WHAT YOU SHOULD DO:
Put every line of the items below into a numbered list, skipping blank lines and leaving out the pictures.

DATA FOR THE TASK:
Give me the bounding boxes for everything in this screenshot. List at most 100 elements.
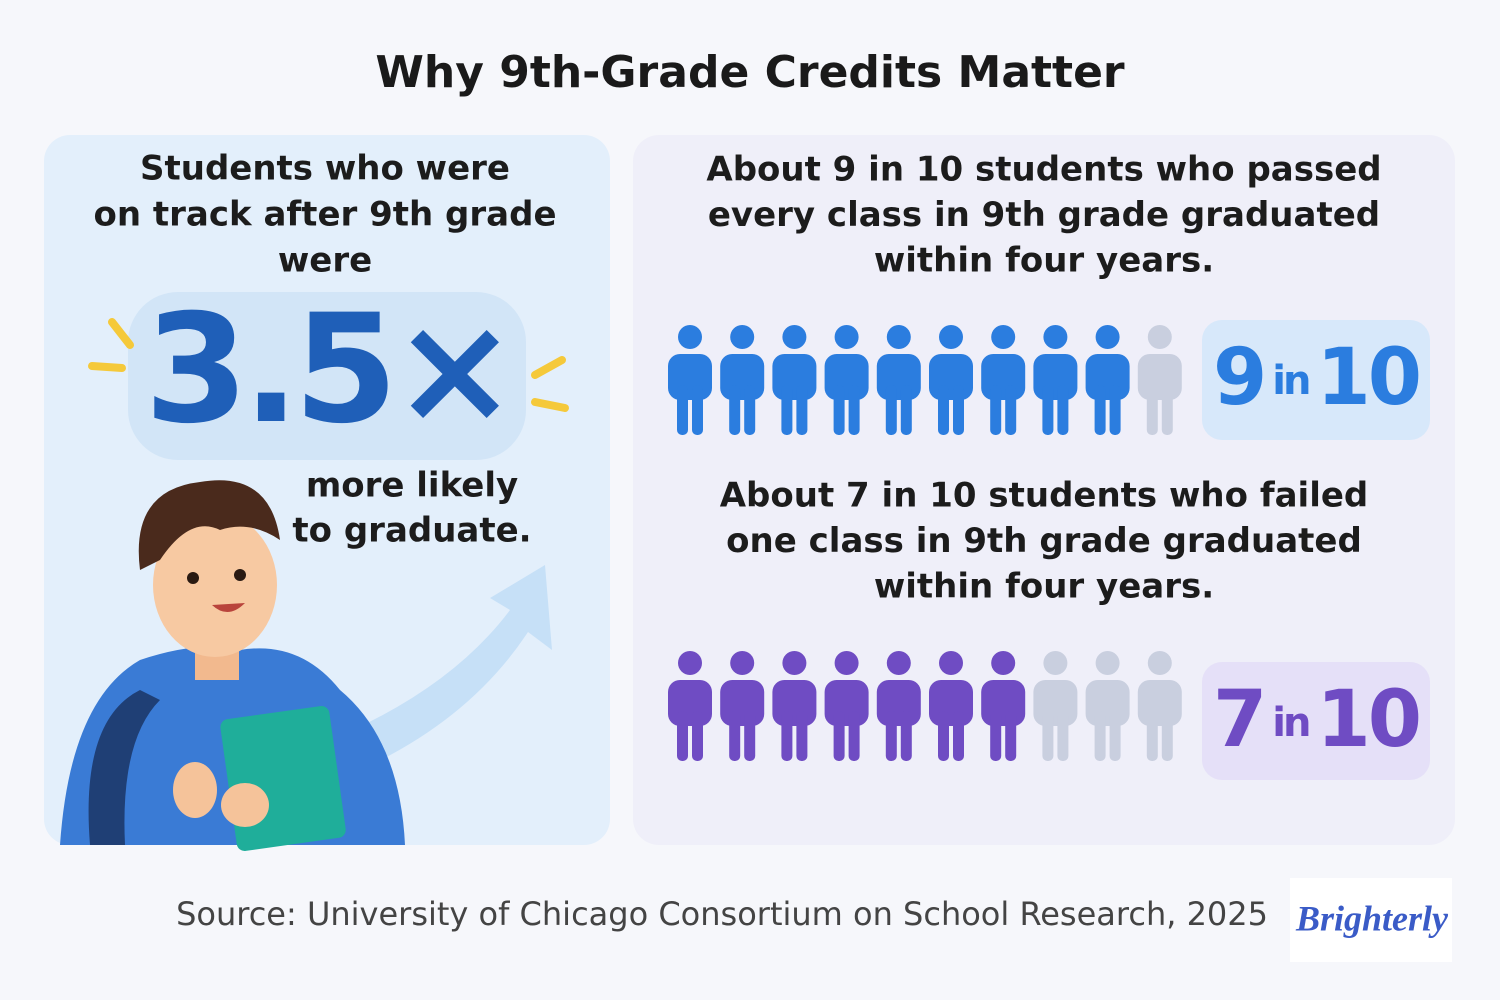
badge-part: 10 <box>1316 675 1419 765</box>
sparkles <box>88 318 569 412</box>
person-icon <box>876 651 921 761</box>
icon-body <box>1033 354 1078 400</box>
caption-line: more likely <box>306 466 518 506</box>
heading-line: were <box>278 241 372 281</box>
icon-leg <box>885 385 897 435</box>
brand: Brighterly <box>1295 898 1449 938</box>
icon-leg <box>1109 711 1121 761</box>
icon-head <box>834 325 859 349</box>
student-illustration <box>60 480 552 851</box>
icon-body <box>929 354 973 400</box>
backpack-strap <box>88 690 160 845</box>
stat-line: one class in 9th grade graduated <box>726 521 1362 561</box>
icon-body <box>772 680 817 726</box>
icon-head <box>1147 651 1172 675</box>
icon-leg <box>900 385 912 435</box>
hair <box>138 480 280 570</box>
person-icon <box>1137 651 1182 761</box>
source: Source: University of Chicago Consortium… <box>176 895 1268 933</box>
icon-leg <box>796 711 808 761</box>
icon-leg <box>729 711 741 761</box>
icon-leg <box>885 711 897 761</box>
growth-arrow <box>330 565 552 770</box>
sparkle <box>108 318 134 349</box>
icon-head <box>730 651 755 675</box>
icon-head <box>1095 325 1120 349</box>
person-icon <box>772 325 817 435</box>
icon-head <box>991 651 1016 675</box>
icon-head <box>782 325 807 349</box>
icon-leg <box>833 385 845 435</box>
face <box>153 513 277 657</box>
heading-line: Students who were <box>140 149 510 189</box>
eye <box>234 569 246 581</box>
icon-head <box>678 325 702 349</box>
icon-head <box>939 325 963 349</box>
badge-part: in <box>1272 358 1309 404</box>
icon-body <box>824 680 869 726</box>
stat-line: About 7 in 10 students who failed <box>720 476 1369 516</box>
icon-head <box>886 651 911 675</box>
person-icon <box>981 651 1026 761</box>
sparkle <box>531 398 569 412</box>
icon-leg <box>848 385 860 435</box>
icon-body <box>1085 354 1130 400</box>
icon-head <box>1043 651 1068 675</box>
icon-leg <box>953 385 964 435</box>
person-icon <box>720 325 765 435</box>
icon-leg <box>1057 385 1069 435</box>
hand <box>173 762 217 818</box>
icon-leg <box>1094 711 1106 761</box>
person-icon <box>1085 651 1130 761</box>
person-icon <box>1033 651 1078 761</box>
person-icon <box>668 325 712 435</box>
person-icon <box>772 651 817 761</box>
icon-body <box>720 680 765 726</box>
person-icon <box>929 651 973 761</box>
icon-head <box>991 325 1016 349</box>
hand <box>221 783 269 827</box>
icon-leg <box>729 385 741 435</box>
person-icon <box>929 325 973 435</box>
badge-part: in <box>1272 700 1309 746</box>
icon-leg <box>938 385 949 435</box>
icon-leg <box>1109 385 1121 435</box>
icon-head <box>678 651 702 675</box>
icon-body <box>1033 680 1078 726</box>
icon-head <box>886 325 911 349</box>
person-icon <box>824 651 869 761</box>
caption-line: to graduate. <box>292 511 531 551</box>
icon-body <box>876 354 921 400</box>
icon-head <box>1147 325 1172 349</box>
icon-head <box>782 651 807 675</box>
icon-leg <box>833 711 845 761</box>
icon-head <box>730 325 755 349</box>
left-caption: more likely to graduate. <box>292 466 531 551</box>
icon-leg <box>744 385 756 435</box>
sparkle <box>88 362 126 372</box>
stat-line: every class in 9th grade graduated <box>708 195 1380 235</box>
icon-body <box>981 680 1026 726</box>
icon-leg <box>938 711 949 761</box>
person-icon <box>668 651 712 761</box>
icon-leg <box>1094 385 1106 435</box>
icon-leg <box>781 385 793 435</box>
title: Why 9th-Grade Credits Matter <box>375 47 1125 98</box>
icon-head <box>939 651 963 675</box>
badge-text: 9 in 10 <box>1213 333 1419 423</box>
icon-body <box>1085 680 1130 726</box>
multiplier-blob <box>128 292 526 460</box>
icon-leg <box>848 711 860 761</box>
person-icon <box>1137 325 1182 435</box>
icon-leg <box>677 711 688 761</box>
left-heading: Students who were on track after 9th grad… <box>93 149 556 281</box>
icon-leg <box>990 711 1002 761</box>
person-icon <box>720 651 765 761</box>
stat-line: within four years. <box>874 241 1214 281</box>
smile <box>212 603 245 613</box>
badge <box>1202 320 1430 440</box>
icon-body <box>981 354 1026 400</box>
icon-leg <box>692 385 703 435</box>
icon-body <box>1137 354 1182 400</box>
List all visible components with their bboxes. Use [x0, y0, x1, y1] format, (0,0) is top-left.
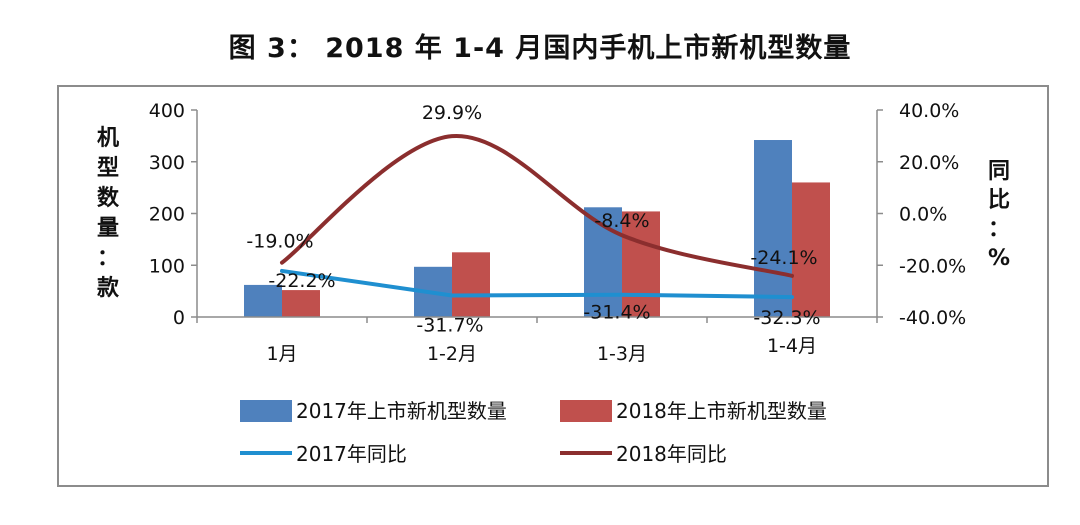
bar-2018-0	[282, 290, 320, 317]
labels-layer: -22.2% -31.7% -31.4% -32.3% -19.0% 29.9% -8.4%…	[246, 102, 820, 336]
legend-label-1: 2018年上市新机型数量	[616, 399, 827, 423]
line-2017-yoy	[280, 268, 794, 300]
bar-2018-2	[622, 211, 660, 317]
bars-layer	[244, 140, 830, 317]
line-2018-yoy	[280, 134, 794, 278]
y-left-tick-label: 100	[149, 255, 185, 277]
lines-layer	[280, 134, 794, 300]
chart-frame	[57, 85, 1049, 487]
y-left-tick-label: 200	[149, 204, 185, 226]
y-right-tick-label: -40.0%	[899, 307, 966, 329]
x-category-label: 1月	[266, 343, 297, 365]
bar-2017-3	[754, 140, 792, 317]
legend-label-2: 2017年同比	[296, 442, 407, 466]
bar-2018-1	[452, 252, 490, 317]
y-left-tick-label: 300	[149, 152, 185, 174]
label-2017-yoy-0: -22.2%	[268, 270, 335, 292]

EXERCISE SOLUTION:
1. Give me the bounding boxes for everything in this screenshot. List at most 100 elements.
2. badge-part: 10 <box>1316 675 1419 765</box>
3. sparkles <box>88 318 569 412</box>
4. person-icon <box>876 651 921 761</box>
5. icon-body <box>1033 354 1078 400</box>
6. caption-line: more likely <box>306 466 518 506</box>
7. heading-line: were <box>278 241 372 281</box>
8. icon-leg <box>885 385 897 435</box>
9. brand: Brighterly <box>1295 898 1449 938</box>
10. icon-leg <box>1109 711 1121 761</box>
11. icon-head <box>834 325 859 349</box>
12. student-illustration <box>60 480 552 851</box>
13. icon-body <box>929 354 973 400</box>
14. backpack-strap <box>88 690 160 845</box>
15. stat-line: one class in 9th grade graduated <box>726 521 1362 561</box>
16. icon-body <box>772 680 817 726</box>
17. icon-head <box>1147 651 1172 675</box>
18. icon-leg <box>900 385 912 435</box>
19. hair <box>138 480 280 570</box>
20. person-icon <box>1137 651 1182 761</box>
21. source: Source: University of Chicago Consortium… <box>176 895 1268 933</box>
22. icon-leg <box>796 711 808 761</box>
23. icon-leg <box>729 711 741 761</box>
24. icon-leg <box>885 711 897 761</box>
25. growth-arrow <box>330 565 552 770</box>
26. sparkle <box>108 318 134 349</box>
27. icon-head <box>730 651 755 675</box>
28. icon-head <box>1095 325 1120 349</box>
29. person-icon <box>772 325 817 435</box>
30. icon-head <box>991 651 1016 675</box>
31. icon-head <box>782 325 807 349</box>
32. icon-leg <box>833 385 845 435</box>
33. face <box>153 513 277 657</box>
34. heading-line: Students who were <box>140 149 510 189</box>
35. eye <box>234 569 246 581</box>
36. icon-head <box>678 325 702 349</box>
37. icon-head <box>939 325 963 349</box>
38. badge-part: in <box>1272 358 1309 404</box>
39. icon-body <box>824 680 869 726</box>
40. stat-line: About 7 in 10 students who failed <box>720 476 1369 516</box>
41. icon-head <box>886 651 911 675</box>
42. person-icon <box>981 651 1026 761</box>
43. sparkle <box>531 398 569 412</box>
44. icon-leg <box>848 385 860 435</box>
45. icon-body <box>1085 354 1130 400</box>
46. icon-head <box>1043 651 1068 675</box>
47. icon-leg <box>953 385 964 435</box>
48. person-icon <box>720 325 765 435</box>
49. icon-leg <box>1057 385 1069 435</box>
50. hand <box>173 762 217 818</box>
51. icon-leg <box>1094 711 1106 761</box>
52. person-icon <box>1085 651 1130 761</box>
53. person-icon <box>1033 651 1078 761</box>
54. person-icon <box>668 325 712 435</box>
55. person-icon <box>772 651 817 761</box>
56. icon-body <box>720 680 765 726</box>
57. person-icon <box>929 651 973 761</box>
58. icon-head <box>991 325 1016 349</box>
59. hand <box>221 783 269 827</box>
60. icon-leg <box>729 385 741 435</box>
61. person-icon <box>929 325 973 435</box>
62. badge-part: in <box>1272 700 1309 746</box>
63. icon-leg <box>938 385 949 435</box>
64. icon-leg <box>1109 385 1121 435</box>
65. icon-head <box>678 651 702 675</box>
66. icon-body <box>1033 680 1078 726</box>
67. icon-head <box>886 325 911 349</box>
68. person-icon <box>824 651 869 761</box>
69. caption-line: to graduate. <box>292 511 531 551</box>
70. icon-body <box>876 354 921 400</box>
71. icon-head <box>1147 325 1172 349</box>
72. icon-head <box>782 651 807 675</box>
73. icon-leg <box>833 711 845 761</box>
74. icon-head <box>730 325 755 349</box>
75. left-caption: more likely to graduate. <box>292 466 531 551</box>
76. icon-leg <box>744 385 756 435</box>
77. sparkle <box>88 362 126 372</box>
78. stat-line: every class in 9th grade graduated <box>708 195 1380 235</box>
79. icon-body <box>981 680 1026 726</box>
80. icon-leg <box>938 711 949 761</box>
81. person-icon <box>668 651 712 761</box>
82. icon-leg <box>1094 385 1106 435</box>
83. icon-leg <box>781 385 793 435</box>
84. title: Why 9th-Grade Credits Matter <box>375 47 1125 98</box>
85. icon-head <box>939 651 963 675</box>
86. badge-text: 9 in 10 <box>1213 333 1419 423</box>
87. icon-body <box>1085 680 1130 726</box>
88. multiplier-blob <box>128 292 526 460</box>
89. icon-leg <box>848 711 860 761</box>
90. person-icon <box>1137 325 1182 435</box>
91. icon-leg <box>677 711 688 761</box>
92. left-heading: Students who were on track after 9th grad… <box>93 149 556 281</box>
93. icon-leg <box>990 711 1002 761</box>
94. person-icon <box>720 651 765 761</box>
95. stat-line: within four years. <box>874 241 1214 281</box>
96. smile <box>212 603 245 613</box>
97. badge <box>1202 320 1430 440</box>
98. icon-body <box>981 354 1026 400</box>
99. icon-leg <box>692 385 703 435</box>
100. icon-body <box>1137 354 1182 400</box>
101. List all visible components with their bboxes. Use [x0, y0, x1, y1] format, (0,0) is top-left.
102. bar-2018-0	[282, 290, 320, 317]
103. labels-layer: -22.2% -31.7% -31.4% -32.3% -19.0% 29.9% -8.4%…	[246, 102, 820, 336]
104. legend-label-1: 2018年上市新机型数量	[616, 399, 827, 423]
105. line-2017-yoy	[280, 268, 794, 300]
106. bar-2018-2	[622, 211, 660, 317]
107. bars-layer	[244, 140, 830, 317]
108. line-2018-yoy	[280, 134, 794, 278]
109. y-left-tick-label: 100	[149, 255, 185, 277]
110. lines-layer	[280, 134, 794, 300]
111. chart-frame	[57, 85, 1049, 487]
112. y-left-tick-label: 200	[149, 204, 185, 226]
113. y-right-tick-label: -40.0%	[899, 307, 966, 329]
114. x-category-label: 1月	[266, 343, 297, 365]
115. bar-2017-3	[754, 140, 792, 317]
116. legend-label-2: 2017年同比	[296, 442, 407, 466]
117. bar-2018-1	[452, 252, 490, 317]
118. y-left-tick-label: 300	[149, 152, 185, 174]
119. label-2017-yoy-0: -22.2%	[268, 270, 335, 292]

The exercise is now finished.